# Description of the task
Take the material below and retype it in full; pictures are left out.

# Extracted information
--

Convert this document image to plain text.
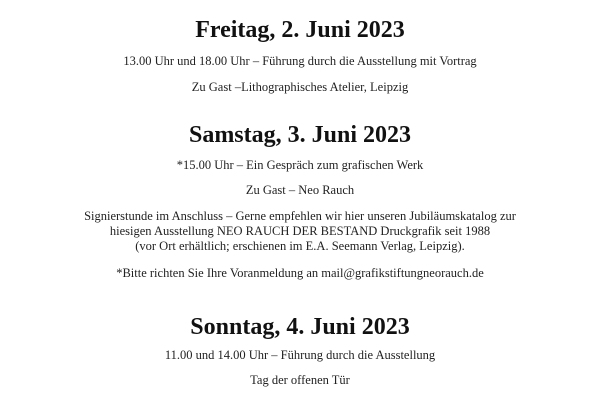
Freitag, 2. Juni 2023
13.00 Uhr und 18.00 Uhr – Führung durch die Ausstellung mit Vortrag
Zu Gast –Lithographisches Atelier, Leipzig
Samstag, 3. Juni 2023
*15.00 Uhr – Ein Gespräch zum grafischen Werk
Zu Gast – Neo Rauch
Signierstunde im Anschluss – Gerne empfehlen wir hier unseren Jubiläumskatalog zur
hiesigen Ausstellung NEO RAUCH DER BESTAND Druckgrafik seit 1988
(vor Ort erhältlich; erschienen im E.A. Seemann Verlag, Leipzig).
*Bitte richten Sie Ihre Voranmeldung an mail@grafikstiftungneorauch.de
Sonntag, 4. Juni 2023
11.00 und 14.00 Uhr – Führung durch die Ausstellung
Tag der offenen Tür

--

# The reply
Convert this document image to plain text.
Freitag, 2. Juni 2023
13.00 Uhr und 18.00 Uhr – Führung durch die Ausstellung mit Vortrag
Zu Gast –Lithographisches Atelier, Leipzig
Samstag, 3. Juni 2023
*15.00 Uhr – Ein Gespräch zum grafischen Werk
Zu Gast – Neo Rauch
Signierstunde im Anschluss – Gerne empfehlen wir hier unseren Jubiläumskatalog zur
hiesigen Ausstellung NEO RAUCH DER BESTAND Druckgrafik seit 1988
(vor Ort erhältlich; erschienen im E.A. Seemann Verlag, Leipzig).
*Bitte richten Sie Ihre Voranmeldung an mail@grafikstiftungneorauch.de
Sonntag, 4. Juni 2023
11.00 und 14.00 Uhr – Führung durch die Ausstellung
Tag der offenen Tür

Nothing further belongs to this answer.